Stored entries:
• • • • • • •
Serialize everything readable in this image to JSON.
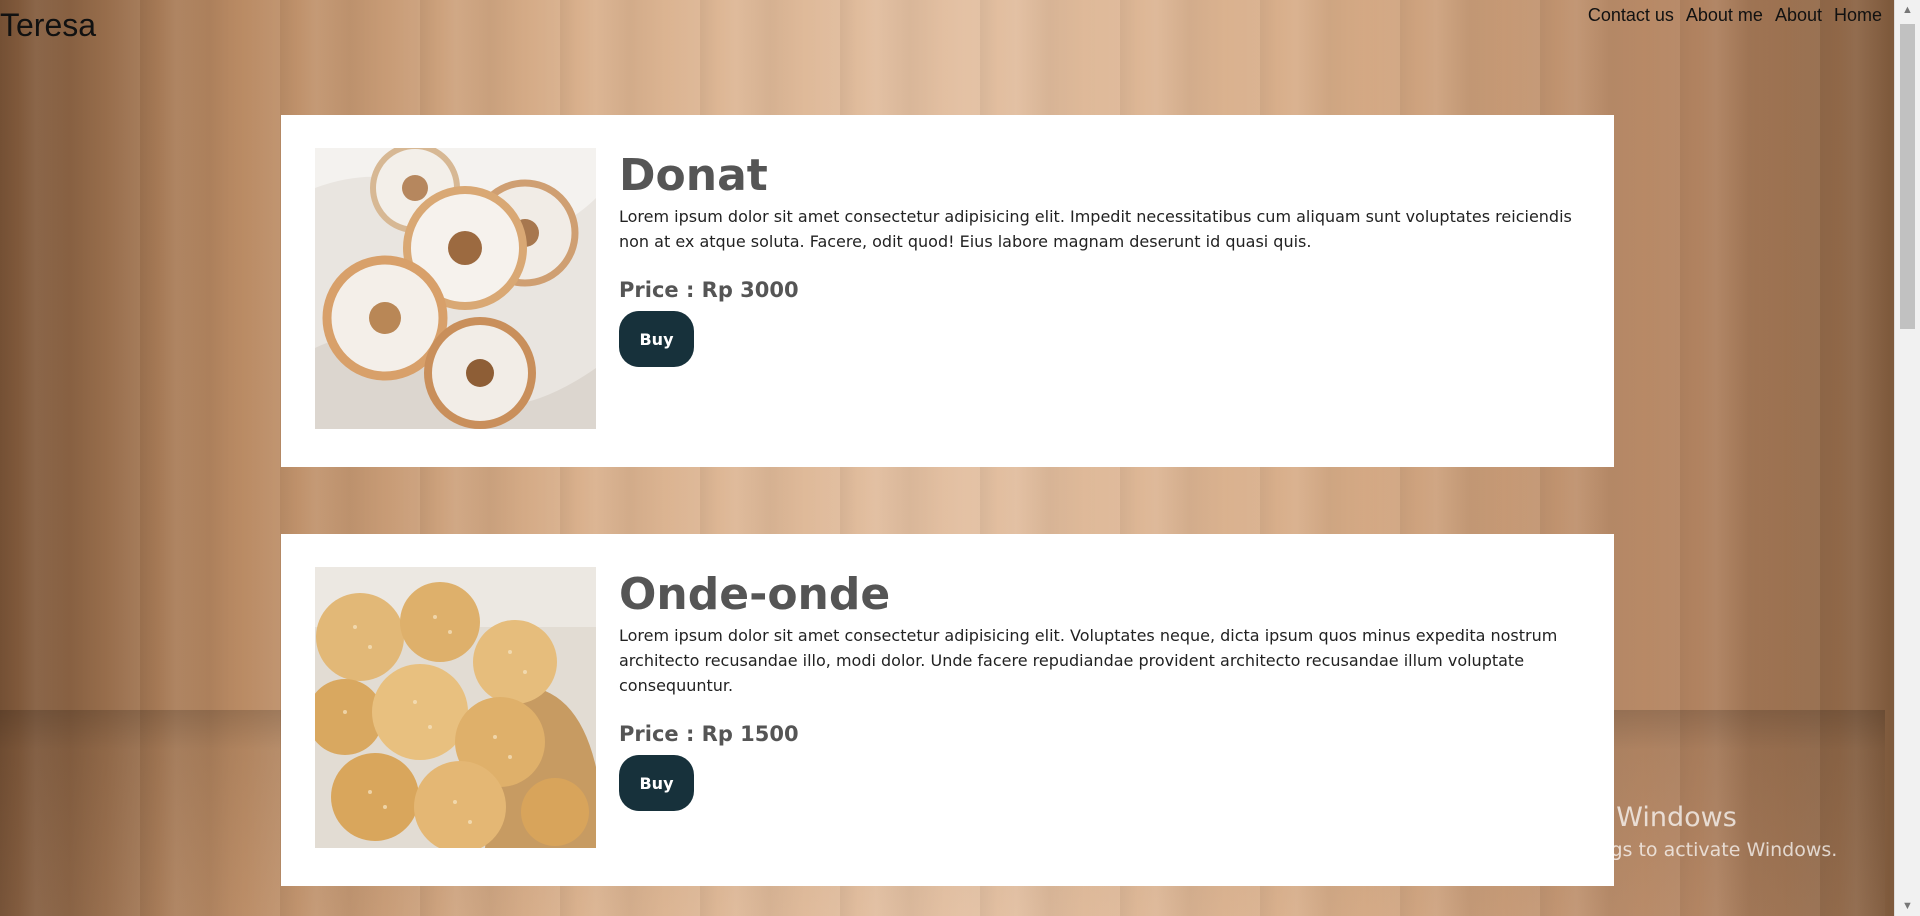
{
  "header": {
    "brand": "Teresa",
    "nav": [
      "Contact us",
      "About me",
      "About",
      "Home"
    ]
  },
  "products": [
    {
      "name": "Donat",
      "description": "Lorem ipsum dolor sit amet consectetur adipisicing elit. Impedit necessitatibus cum aliquam sunt voluptates reiciendis non at ex atque soluta. Facere, odit quod! Eius labore magnam deserunt id quasi quis.",
      "price": "Price : Rp 3000",
      "buy_label": "Buy"
    },
    {
      "name": "Onde-onde",
      "description": "Lorem ipsum dolor sit amet consectetur adipisicing elit. Voluptates neque, dicta ipsum quos minus expedita nostrum architecto recusandae illo, modi dolor. Unde facere repudiandae provident architecto recusandae illum voluptate consequuntur.",
      "price": "Price : Rp 1500",
      "buy_label": "Buy"
    }
  ],
  "watermark": {
    "line1": "Activate Windows",
    "line2": "Go to Settings to activate Windows."
  },
  "colors": {
    "button": "#17313b",
    "title": "#555555"
  }
}
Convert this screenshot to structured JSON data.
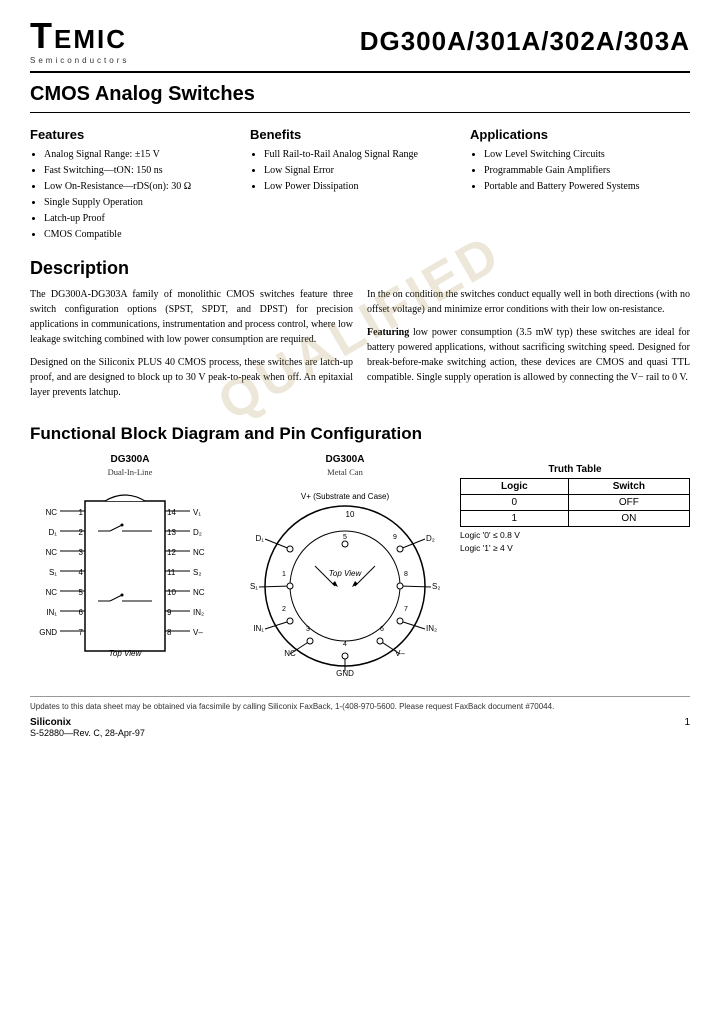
{
  "header": {
    "logo_t": "T",
    "logo_rest": "EMIC",
    "logo_sub": "Semiconductors",
    "part_number": "DG300A/301A/302A/303A"
  },
  "page_title": "CMOS Analog Switches",
  "features": {
    "title": "Features",
    "items": [
      "Analog Signal Range: ±15 V",
      "Fast Switching—tON: 150 ns",
      "Low On-Resistance—rDS(on): 30 Ω",
      "Single Supply Operation",
      "Latch-up Proof",
      "CMOS Compatible"
    ]
  },
  "benefits": {
    "title": "Benefits",
    "items": [
      "Full Rail-to-Rail Analog Signal Range",
      "Low Signal Error",
      "Low Power Dissipation"
    ]
  },
  "applications": {
    "title": "Applications",
    "items": [
      "Low Level Switching Circuits",
      "Programmable Gain Amplifiers",
      "Portable and Battery Powered Systems"
    ]
  },
  "description": {
    "title": "Description",
    "col1_p1": "The DG300A-DG303A family of monolithic CMOS switches feature three switch configuration options (SPST, SPDT, and DPST) for precision applications in communications, instrumentation and process control, where low leakage switching combined with low power consumption are required.",
    "col1_p2": "Designed on the Siliconix PLUS 40 CMOS process, these switches are latch-up proof, and are designed to block up to 30 V peak-to-peak when off. An epitaxial layer prevents latchup.",
    "col2_p1": "In the on condition the switches conduct equally well in both directions (with no offset voltage) and minimize error conditions with their low on-resistance.",
    "col2_p2_featuring": "Featuring",
    "col2_p2_rest": " low power consumption (3.5 mW typ) these switches are ideal for battery powered applications, without sacrificing switching speed. Designed for break-before-make switching action, these devices are CMOS and quasi TTL compatible. Single supply operation is allowed by connecting the V− rail to 0 V.",
    "watermark": "QUALIFIED"
  },
  "fbd": {
    "title": "Functional Block Diagram and Pin Configuration",
    "ic_label": "DG300A",
    "ic_package": "Dual-In-Line",
    "can_label": "DG300A",
    "can_package": "Metal Can",
    "truth_table": {
      "title": "Truth Table",
      "headers": [
        "Logic",
        "Switch"
      ],
      "rows": [
        [
          "0",
          "OFF"
        ],
        [
          "1",
          "ON"
        ]
      ],
      "notes": [
        "Logic '0' ≤ 0.8 V",
        "Logic '1' ≥ 4 V"
      ]
    }
  },
  "footer": {
    "note": "Updates to this data sheet may be obtained via facsimile by calling Siliconix FaxBack, 1-(408-970-5600. Please request FaxBack document #70044.",
    "company": "Siliconix",
    "revision": "S-52880—Rev. C, 28-Apr-97",
    "page": "1"
  }
}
• • • • • • •
- **PROBLEM TO SOLVE**: Omit pictures; set down the rest of the material word for word.

- **EXERCISE ANSWER**:
Serialize everything readable in this image to JSON.
{
  "header": {
    "brand": "Teresa",
    "nav": [
      "Contact us",
      "About me",
      "About",
      "Home"
    ]
  },
  "products": [
    {
      "name": "Donat",
      "description": "Lorem ipsum dolor sit amet consectetur adipisicing elit. Impedit necessitatibus cum aliquam sunt voluptates reiciendis non at ex atque soluta. Facere, odit quod! Eius labore magnam deserunt id quasi quis.",
      "price": "Price : Rp 3000",
      "buy_label": "Buy"
    },
    {
      "name": "Onde-onde",
      "description": "Lorem ipsum dolor sit amet consectetur adipisicing elit. Voluptates neque, dicta ipsum quos minus expedita nostrum architecto recusandae illo, modi dolor. Unde facere repudiandae provident architecto recusandae illum voluptate consequuntur.",
      "price": "Price : Rp 1500",
      "buy_label": "Buy"
    }
  ],
  "watermark": {
    "line1": "Activate Windows",
    "line2": "Go to Settings to activate Windows."
  },
  "colors": {
    "button": "#17313b",
    "title": "#555555"
  }
}
Convert this screenshot to structured JSON data.
{
  "header": {
    "logo_t": "T",
    "logo_rest": "EMIC",
    "logo_sub": "Semiconductors",
    "part_number": "DG300A/301A/302A/303A"
  },
  "page_title": "CMOS Analog Switches",
  "features": {
    "title": "Features",
    "items": [
      "Analog Signal Range: ±15 V",
      "Fast Switching—tON: 150 ns",
      "Low On-Resistance—rDS(on): 30 Ω",
      "Single Supply Operation",
      "Latch-up Proof",
      "CMOS Compatible"
    ]
  },
  "benefits": {
    "title": "Benefits",
    "items": [
      "Full Rail-to-Rail Analog Signal Range",
      "Low Signal Error",
      "Low Power Dissipation"
    ]
  },
  "applications": {
    "title": "Applications",
    "items": [
      "Low Level Switching Circuits",
      "Programmable Gain Amplifiers",
      "Portable and Battery Powered Systems"
    ]
  },
  "description": {
    "title": "Description",
    "col1_p1": "The DG300A-DG303A family of monolithic CMOS switches feature three switch configuration options (SPST, SPDT, and DPST) for precision applications in communications, instrumentation and process control, where low leakage switching combined with low power consumption are required.",
    "col1_p2": "Designed on the Siliconix PLUS 40 CMOS process, these switches are latch-up proof, and are designed to block up to 30 V peak-to-peak when off. An epitaxial layer prevents latchup.",
    "col2_p1": "In the on condition the switches conduct equally well in both directions (with no offset voltage) and minimize error conditions with their low on-resistance.",
    "col2_p2_featuring": "Featuring",
    "col2_p2_rest": " low power consumption (3.5 mW typ) these switches are ideal for battery powered applications, without sacrificing switching speed. Designed for break-before-make switching action, these devices are CMOS and quasi TTL compatible. Single supply operation is allowed by connecting the V− rail to 0 V.",
    "watermark": "QUALIFIED"
  },
  "fbd": {
    "title": "Functional Block Diagram and Pin Configuration",
    "ic_label": "DG300A",
    "ic_package": "Dual-In-Line",
    "can_label": "DG300A",
    "can_package": "Metal Can",
    "truth_table": {
      "title": "Truth Table",
      "headers": [
        "Logic",
        "Switch"
      ],
      "rows": [
        [
          "0",
          "OFF"
        ],
        [
          "1",
          "ON"
        ]
      ],
      "notes": [
        "Logic '0' ≤ 0.8 V",
        "Logic '1' ≥ 4 V"
      ]
    }
  },
  "footer": {
    "note": "Updates to this data sheet may be obtained via facsimile by calling Siliconix FaxBack, 1-(408-970-5600. Please request FaxBack document #70044.",
    "company": "Siliconix",
    "revision": "S-52880—Rev. C, 28-Apr-97",
    "page": "1"
  }
}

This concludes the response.